Dataset items:
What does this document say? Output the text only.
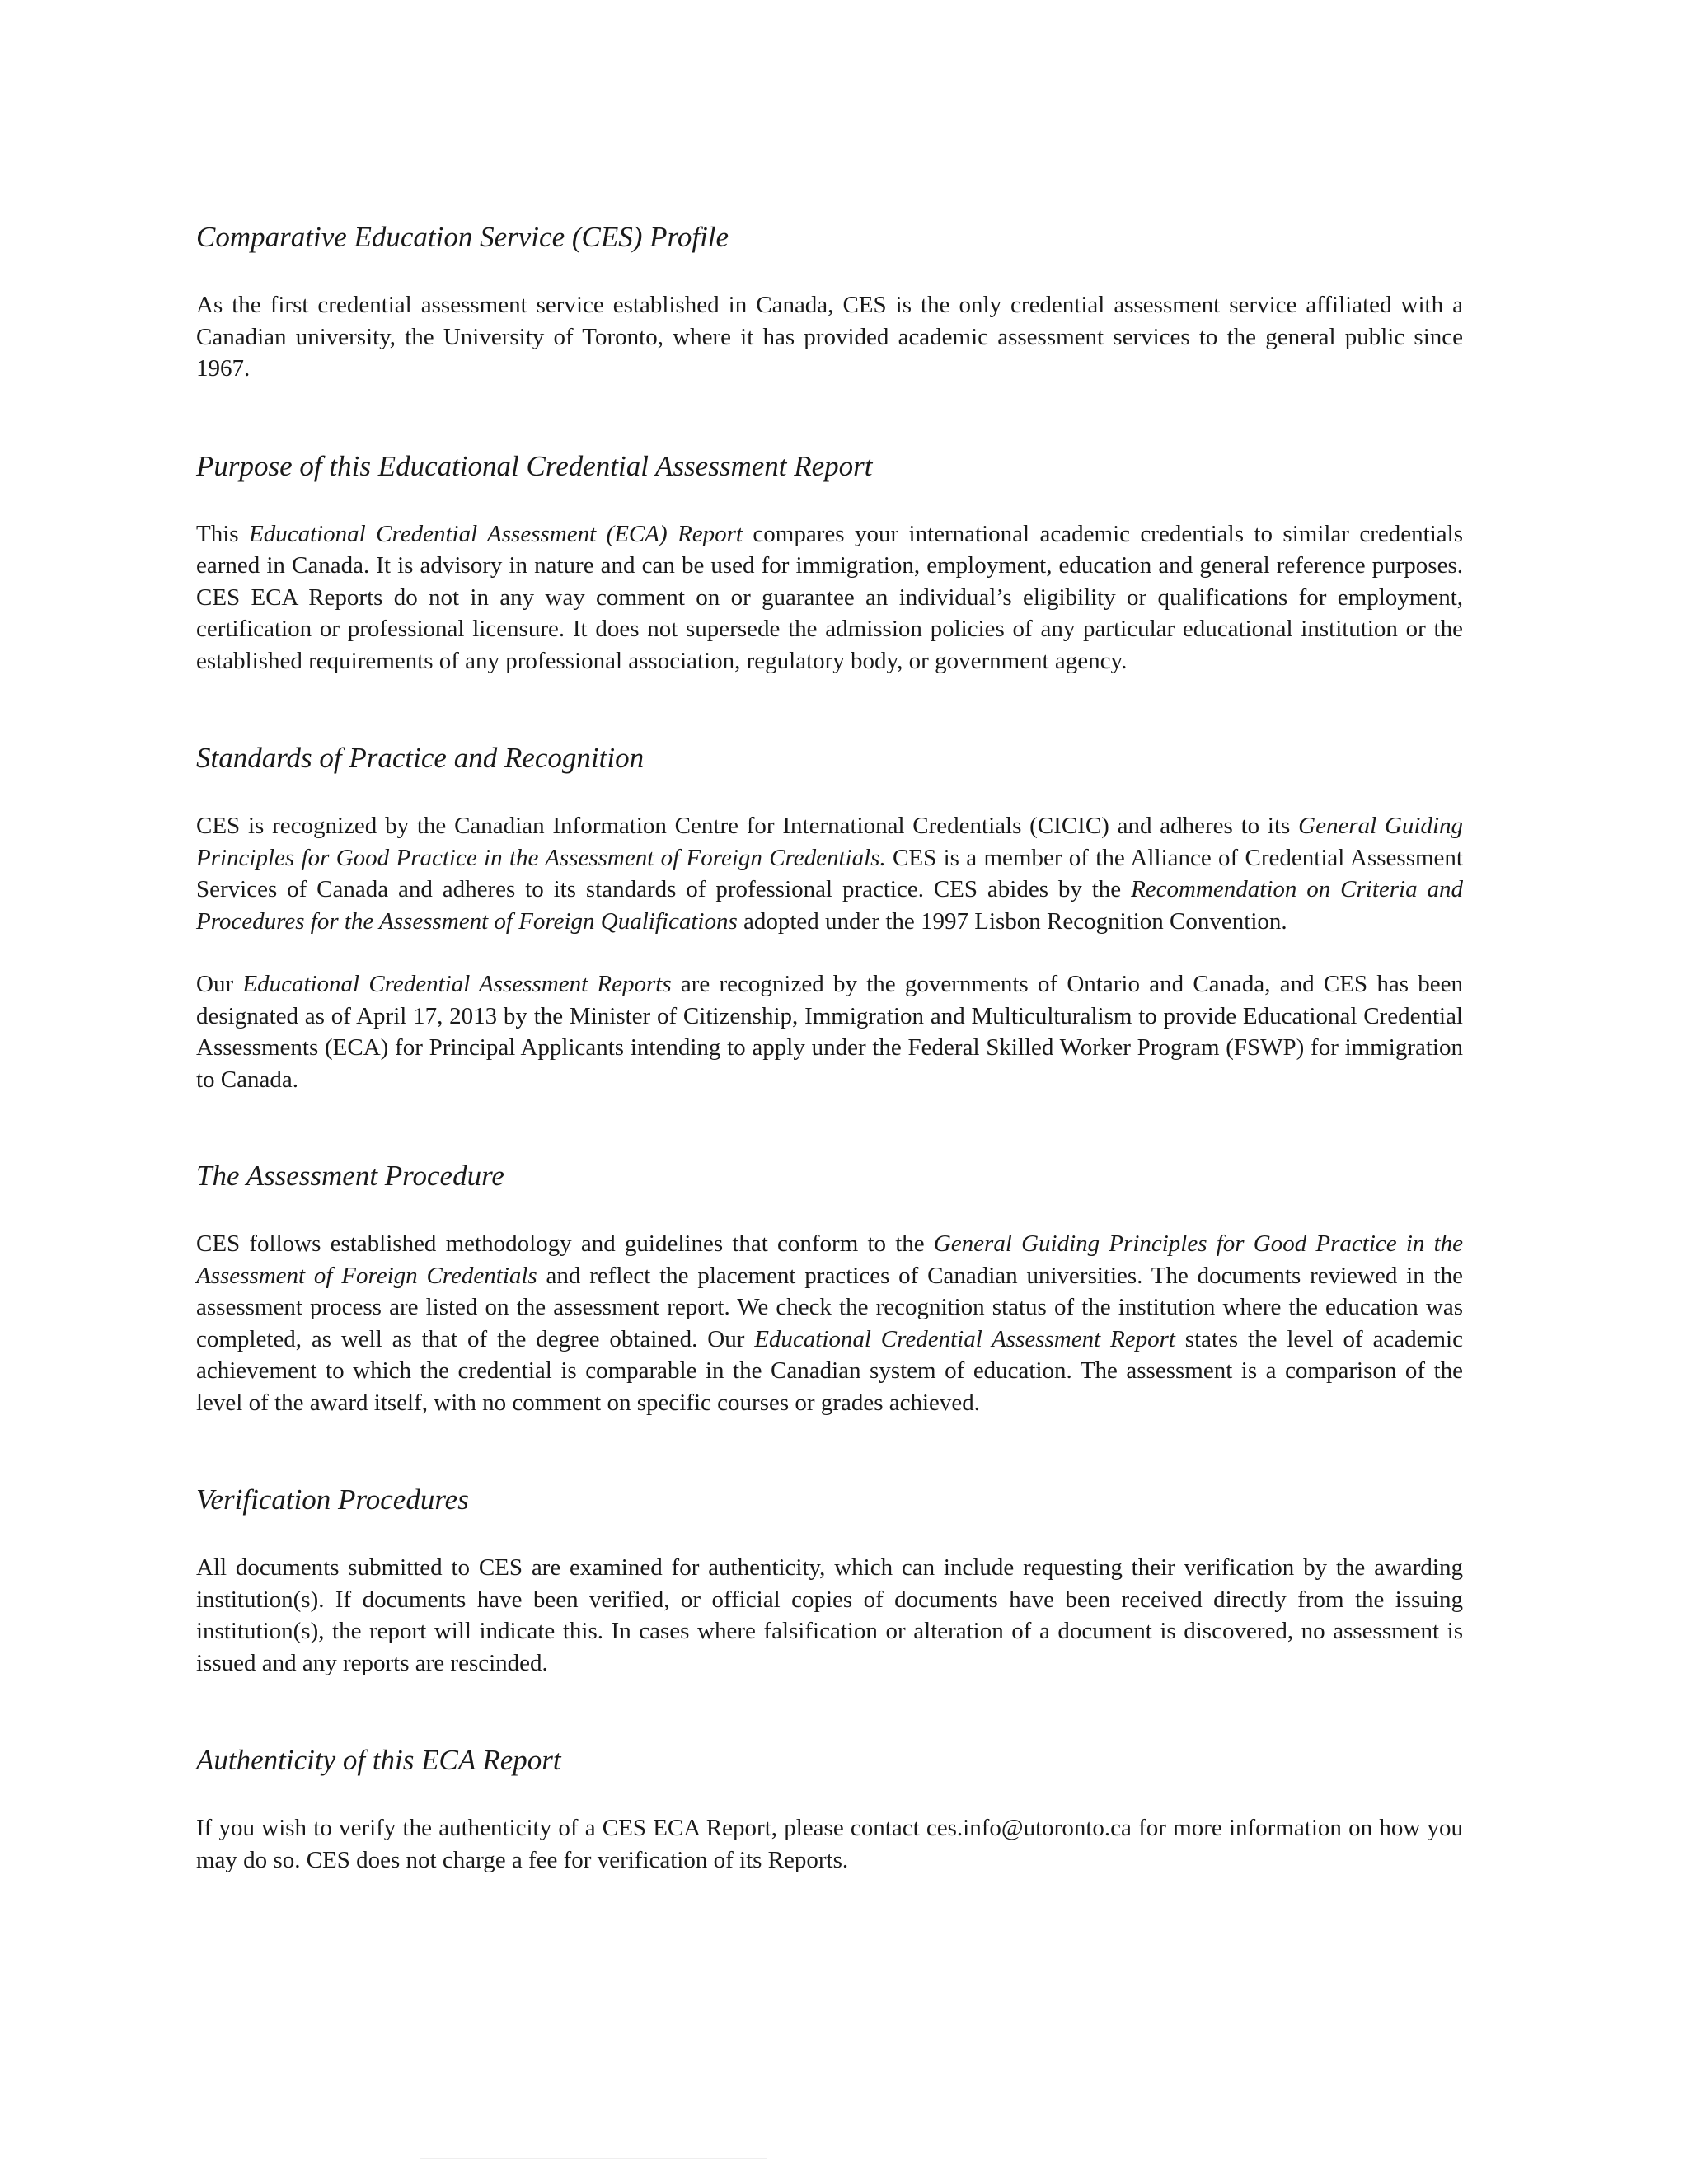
Comparative Education Service (CES) Profile

As the first credential assessment service established in Canada, CES is the only credential assessment service affiliated with a Canadian university, the University of Toronto, where it has provided academic assessment services to the general public since 1967.

Purpose of this Educational Credential Assessment Report

This Educational Credential Assessment (ECA) Report compares your international academic credentials to similar credentials earned in Canada. It is advisory in nature and can be used for immigration, employment, education and general reference purposes. CES ECA Reports do not in any way comment on or guarantee an individual’s eligibility or qualifications for employment, certification or professional licensure. It does not supersede the admission policies of any particular educational institution or the established requirements of any professional association, regulatory body, or government agency.

Standards of Practice and Recognition

CES is recognized by the Canadian Information Centre for International Credentials (CICIC) and adheres to its General Guiding Principles for Good Practice in the Assessment of Foreign Credentials. CES is a member of the Alliance of Credential Assessment Services of Canada and adheres to its standards of professional practice. CES abides by the Recommendation on Criteria and Procedures for the Assessment of Foreign Qualifications adopted under the 1997 Lisbon Recognition Convention.

Our Educational Credential Assessment Reports are recognized by the governments of Ontario and Canada, and CES has been designated as of April 17, 2013 by the Minister of Citizenship, Immigration and Multiculturalism to provide Educational Credential Assessments (ECA) for Principal Applicants intending to apply under the Federal Skilled Worker Program (FSWP) for immigration to Canada.

The Assessment Procedure

CES follows established methodology and guidelines that conform to the General Guiding Principles for Good Practice in the Assessment of Foreign Credentials and reflect the placement practices of Canadian universities. The documents reviewed in the assessment process are listed on the assessment report. We check the recognition status of the institution where the education was completed, as well as that of the degree obtained. Our Educational Credential Assessment Report states the level of academic achievement to which the credential is comparable in the Canadian system of education. The assessment is a comparison of the level of the award itself, with no comment on specific courses or grades achieved.

Verification Procedures

All documents submitted to CES are examined for authenticity, which can include requesting their verification by the awarding institution(s). If documents have been verified, or official copies of documents have been received directly from the issuing institution(s), the report will indicate this. In cases where falsification or alteration of a document is discovered, no assessment is issued and any reports are rescinded.

Authenticity of this ECA Report

If you wish to verify the authenticity of a CES ECA Report, please contact ces.info@utoronto.ca for more information on how you may do so. CES does not charge a fee for verification of its Reports.
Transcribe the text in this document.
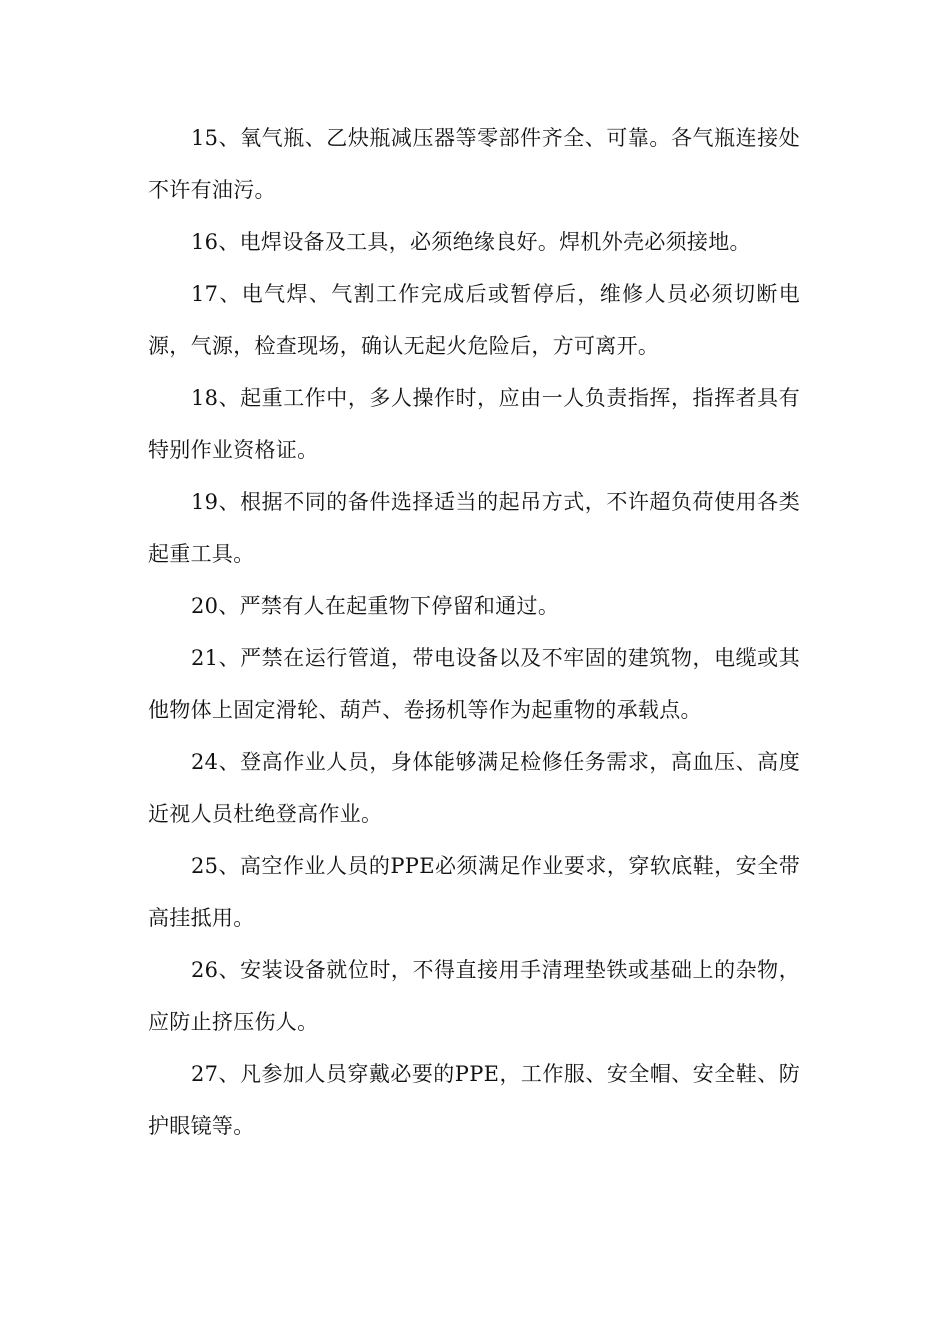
15、氧气瓶、乙炔瓶减压器等零部件齐全、可靠。各气瓶连接处不许有油污。

16、电焊设备及工具，必须绝缘良好。焊机外壳必须接地。

17、电气焊、气割工作完成后或暂停后，维修人员必须切断电源，气源，检查现场，确认无起火危险后，方可离开。

18、起重工作中，多人操作时，应由一人负责指挥，指挥者具有特别作业资格证。

19、根据不同的备件选择适当的起吊方式，不许超负荷使用各类起重工具。

20、严禁有人在起重物下停留和通过。

21、严禁在运行管道，带电设备以及不牢固的建筑物，电缆或其他物体上固定滑轮、葫芦、卷扬机等作为起重物的承载点。

24、登高作业人员，身体能够满足检修任务需求，高血压、高度近视人员杜绝登高作业。

25、高空作业人员的PPE必须满足作业要求，穿软底鞋，安全带高挂抵用。

26、安装设备就位时，不得直接用手清理垫铁或基础上的杂物，应防止挤压伤人。

27、凡参加人员穿戴必要的PPE，工作服、安全帽、安全鞋、防护眼镜等。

# Exercise aim
How many lines in the listing above contain "text"? Answer with the number alone.

# Answer to this task
2